**WORK INSTRUCTIONS:**
Transcribe each of the records below exactly, excluding all pictures.
****************
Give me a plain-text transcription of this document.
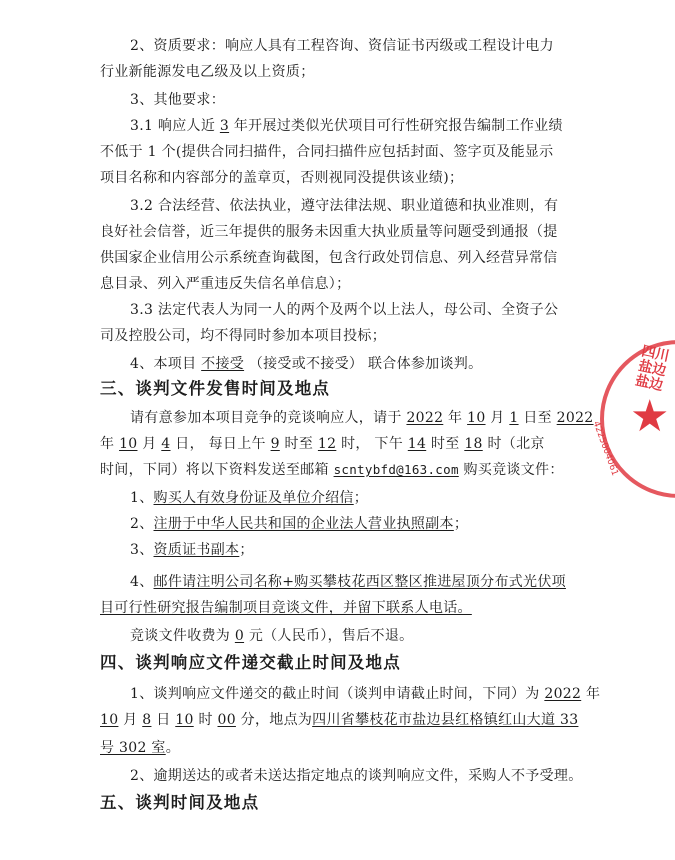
2、资质要求：响应人具有工程咨询、资信证书丙级或工程设计电力
行业新能源发电乙级及以上资质；
3、其他要求：
3.1 响应人近 3 年开展过类似光伏项目可行性研究报告编制工作业绩
不低于 1 个(提供合同扫描件，合同扫描件应包括封面、签字页及能显示
项目名称和内容部分的盖章页，否则视同没提供该业绩)；
3.2 合法经营、依法执业，遵守法律法规、职业道德和执业准则，有
良好社会信誉，近三年提供的服务未因重大执业质量等问题受到通报（提
供国家企业信用公示系统查询截图，包含行政处罚信息、列入经营异常信
息目录、列入严重违反失信名单信息）；
3.3 法定代表人为同一人的两个及两个以上法人，母公司、全资子公
司及控股公司，均不得同时参加本项目投标；
4、本项目 不接受 （接受或不接受） 联合体参加谈判。
三、谈判文件发售时间及地点
请有意参加本项目竞争的竞谈响应人，请于 2022 年 10 月 1 日至 2022
年 10 月 4 日， 每日上午 9 时至 12 时， 下午 14 时至 18 时（北京
时间，下同）将以下资料发送至邮箱 scntybfd@163.com 购买竞谈文件：
1、购买人有效身份证及单位介绍信；
2、注册于中华人民共和国的企业法人营业执照副本；
3、资质证书副本；
4、邮件请注明公司名称+购买攀枝花西区整区推进屋顶分布式光伏项
目可行性研究报告编制项目竞谈文件，并留下联系人电话。
竞谈文件收费为 0 元（人民币），售后不退。
四、谈判响应文件递交截止时间及地点
1、谈判响应文件递交的截止时间（谈判申请截止时间，下同）为 2022 年
10 月 8 日 10 时 00 分，地点为四川省攀枝花市盐边县红格镇红山大道 33
号 302 室。
2、逾期送达的或者未送达指定地点的谈判响应文件，采购人不予受理。
五、谈判时间及地点
四川盐边盐边
★
4225004061
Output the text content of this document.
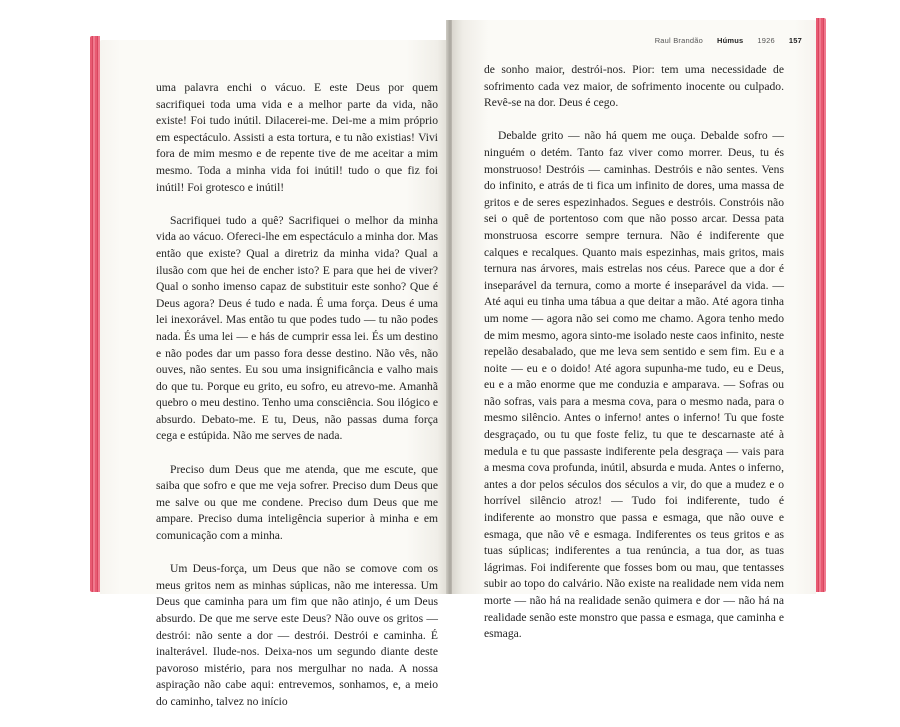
uma palavra enchi o vácuo. E este Deus por quem sacrifiquei toda uma vida e a melhor parte da vida, não existe! Foi tudo inútil. Dilacerei-me. Dei-me a mim próprio em espectáculo. Assisti a esta tortura, e tu não existias! Vivi fora de mim mesmo e de repente tive de me aceitar a mim mesmo. Toda a minha vida foi inútil! tudo o que fiz foi inútil! Foi grotesco e inútil!

Sacrifiquei tudo a quê? Sacrifiquei o melhor da minha vida ao vácuo. Ofereci-lhe em espectáculo a minha dor. Mas então que existe? Qual a diretriz da minha vida? Qual a ilusão com que hei de encher isto? E para que hei de viver? Qual o sonho imenso capaz de substituir este sonho? Que é Deus agora? Deus é tudo e nada. É uma força. Deus é uma lei inexorável. Mas então tu que podes tudo — tu não podes nada. És uma lei — e hás de cumprir essa lei. És um destino e não podes dar um passo fora desse destino. Não vês, não ouves, não sentes. Eu sou uma insignificância e valho mais do que tu. Porque eu grito, eu sofro, eu atrevo-me. Amanhã quebro o meu destino. Tenho uma consciência. Sou ilógico e absurdo. Debato-me. E tu, Deus, não passas duma força cega e estúpida. Não me serves de nada.

Preciso dum Deus que me atenda, que me escute, que saiba que sofro e que me veja sofrer. Preciso dum Deus que me salve ou que me condene. Preciso dum Deus que me ampare. Preciso duma inteligência superior à minha e em comunicação com a minha.

Um Deus-força, um Deus que não se comove com os meus gritos nem as minhas súplicas, não me interessa. Um Deus que caminha para um fim que não atinjo, é um Deus absurdo. De que me serve este Deus? Não ouve os gritos — destrói: não sente a dor — destrói. Destrói e caminha. É inalterável. Ilude-nos. Deixa-nos um segundo diante deste pavoroso mistério, para nos mergulhar no nada. A nossa aspiração não cabe aqui: entrevemos, sonhamos, e, a meio do caminho, talvez no início

Raul Brandão Húmus 1926 157

de sonho maior, destrói-nos. Pior: tem uma necessidade de sofrimento cada vez maior, de sofrimento inocente ou culpado. Revê-se na dor. Deus é cego.

Debalde grito — não há quem me ouça. Debalde sofro — ninguém o detém. Tanto faz viver como morrer. Deus, tu és monstruoso! Destróis — caminhas. Destróis e não sentes. Vens do infinito, e atrás de ti fica um infinito de dores, uma massa de gritos e de seres espezinhados. Segues e destróis. Constróis não sei o quê de portentoso com que não posso arcar. Dessa pata monstruosa escorre sempre ternura. Não é indiferente que calques e recalques. Quanto mais espezinhas, mais gritos, mais ternura nas árvores, mais estrelas nos céus. Parece que a dor é inseparável da ternura, como a morte é inseparável da vida. — Até aqui eu tinha uma tábua a que deitar a mão. Até agora tinha um nome — agora não sei como me chamo. Agora tenho medo de mim mesmo, agora sinto-me isolado neste caos infinito, neste repelão desabalado, que me leva sem sentido e sem fim. Eu e a noite — eu e o doido! Até agora supunha-me tudo, eu e Deus, eu e a mão enorme que me conduzia e amparava. — Sofras ou não sofras, vais para a mesma cova, para o mesmo nada, para o mesmo silêncio. Antes o inferno! antes o inferno! Tu que foste desgraçado, ou tu que foste feliz, tu que te descarnaste até à medula e tu que passaste indiferente pela desgraça — vais para a mesma cova profunda, inútil, absurda e muda. Antes o inferno, antes a dor pelos séculos dos séculos a vir, do que a mudez e o horrível silêncio atroz! — Tudo foi indiferente, tudo é indiferente ao monstro que passa e esmaga, que não ouve e esmaga, que não vê e esmaga. Indiferentes os teus gritos e as tuas súplicas; indiferentes a tua renúncia, a tua dor, as tuas lágrimas. Foi indiferente que fosses bom ou mau, que tentasses subir ao topo do calvário. Não existe na realidade nem vida nem morte — não há na realidade senão quimera e dor — não há na realidade senão este monstro que passa e esmaga, que caminha e esmaga.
****************
**PROBLEM SOLUTION:**
Give me a plain-text transcription of this document.
2、资质要求：响应人具有工程咨询、资信证书丙级或工程设计电力
行业新能源发电乙级及以上资质；
3、其他要求：
3.1 响应人近 3 年开展过类似光伏项目可行性研究报告编制工作业绩
不低于 1 个(提供合同扫描件，合同扫描件应包括封面、签字页及能显示
项目名称和内容部分的盖章页，否则视同没提供该业绩)；
3.2 合法经营、依法执业，遵守法律法规、职业道德和执业准则，有
良好社会信誉，近三年提供的服务未因重大执业质量等问题受到通报（提
供国家企业信用公示系统查询截图，包含行政处罚信息、列入经营异常信
息目录、列入严重违反失信名单信息）；
3.3 法定代表人为同一人的两个及两个以上法人，母公司、全资子公
司及控股公司，均不得同时参加本项目投标；
4、本项目 不接受 （接受或不接受） 联合体参加谈判。
三、谈判文件发售时间及地点
请有意参加本项目竞争的竞谈响应人，请于 2022 年 10 月 1 日至 2022
年 10 月 4 日， 每日上午 9 时至 12 时， 下午 14 时至 18 时（北京
时间，下同）将以下资料发送至邮箱 scntybfd@163.com 购买竞谈文件：
1、购买人有效身份证及单位介绍信；
2、注册于中华人民共和国的企业法人营业执照副本；
3、资质证书副本；
4、邮件请注明公司名称+购买攀枝花西区整区推进屋顶分布式光伏项
目可行性研究报告编制项目竞谈文件，并留下联系人电话。
竞谈文件收费为 0 元（人民币），售后不退。
四、谈判响应文件递交截止时间及地点
1、谈判响应文件递交的截止时间（谈判申请截止时间，下同）为 2022 年
10 月 8 日 10 时 00 分，地点为四川省攀枝花市盐边县红格镇红山大道 33
号 302 室。
2、逾期送达的或者未送达指定地点的谈判响应文件，采购人不予受理。
五、谈判时间及地点
四川盐边盐边
★
4225004061
Output the text content of this document.
uma palavra enchi o vácuo. E este Deus por quem sacrifiquei toda uma vida e a melhor parte da vida, não existe! Foi tudo inútil. Dilacerei-me. Dei-me a mim próprio em espectáculo. Assisti a esta tortura, e tu não existias! Vivi fora de mim mesmo e de repente tive de me aceitar a mim mesmo. Toda a minha vida foi inútil! tudo o que fiz foi inútil! Foi grotesco e inútil!

Sacrifiquei tudo a quê? Sacrifiquei o melhor da minha vida ao vácuo. Ofereci-lhe em espectáculo a minha dor. Mas então que existe? Qual a diretriz da minha vida? Qual a ilusão com que hei de encher isto? E para que hei de viver? Qual o sonho imenso capaz de substituir este sonho? Que é Deus agora? Deus é tudo e nada. É uma força. Deus é uma lei inexorável. Mas então tu que podes tudo — tu não podes nada. És uma lei — e hás de cumprir essa lei. És um destino e não podes dar um passo fora desse destino. Não vês, não ouves, não sentes. Eu sou uma insignificância e valho mais do que tu. Porque eu grito, eu sofro, eu atrevo-me. Amanhã quebro o meu destino. Tenho uma consciência. Sou ilógico e absurdo. Debato-me. E tu, Deus, não passas duma força cega e estúpida. Não me serves de nada.

Preciso dum Deus que me atenda, que me escute, que saiba que sofro e que me veja sofrer. Preciso dum Deus que me salve ou que me condene. Preciso dum Deus que me ampare. Preciso duma inteligência superior à minha e em comunicação com a minha.

Um Deus-força, um Deus que não se comove com os meus gritos nem as minhas súplicas, não me interessa. Um Deus que caminha para um fim que não atinjo, é um Deus absurdo. De que me serve este Deus? Não ouve os gritos — destrói: não sente a dor — destrói. Destrói e caminha. É inalterável. Ilude-nos. Deixa-nos um segundo diante deste pavoroso mistério, para nos mergulhar no nada. A nossa aspiração não cabe aqui: entrevemos, sonhamos, e, a meio do caminho, talvez no início

Raul Brandão Húmus 1926 157

de sonho maior, destrói-nos. Pior: tem uma necessidade de sofrimento cada vez maior, de sofrimento inocente ou culpado. Revê-se na dor. Deus é cego.

Debalde grito — não há quem me ouça. Debalde sofro — ninguém o detém. Tanto faz viver como morrer. Deus, tu és monstruoso! Destróis — caminhas. Destróis e não sentes. Vens do infinito, e atrás de ti fica um infinito de dores, uma massa de gritos e de seres espezinhados. Segues e destróis. Constróis não sei o quê de portentoso com que não posso arcar. Dessa pata monstruosa escorre sempre ternura. Não é indiferente que calques e recalques. Quanto mais espezinhas, mais gritos, mais ternura nas árvores, mais estrelas nos céus. Parece que a dor é inseparável da ternura, como a morte é inseparável da vida. — Até aqui eu tinha uma tábua a que deitar a mão. Até agora tinha um nome — agora não sei como me chamo. Agora tenho medo de mim mesmo, agora sinto-me isolado neste caos infinito, neste repelão desabalado, que me leva sem sentido e sem fim. Eu e a noite — eu e o doido! Até agora supunha-me tudo, eu e Deus, eu e a mão enorme que me conduzia e amparava. — Sofras ou não sofras, vais para a mesma cova, para o mesmo nada, para o mesmo silêncio. Antes o inferno! antes o inferno! Tu que foste desgraçado, ou tu que foste feliz, tu que te descarnaste até à medula e tu que passaste indiferente pela desgraça — vais para a mesma cova profunda, inútil, absurda e muda. Antes o inferno, antes a dor pelos séculos dos séculos a vir, do que a mudez e o horrível silêncio atroz! — Tudo foi indiferente, tudo é indiferente ao monstro que passa e esmaga, que não ouve e esmaga, que não vê e esmaga. Indiferentes os teus gritos e as tuas súplicas; indiferentes a tua renúncia, a tua dor, as tuas lágrimas. Foi indiferente que fosses bom ou mau, que tentasses subir ao topo do calvário. Não existe na realidade nem vida nem morte — não há na realidade senão quimera e dor — não há na realidade senão este monstro que passa e esmaga, que caminha e esmaga.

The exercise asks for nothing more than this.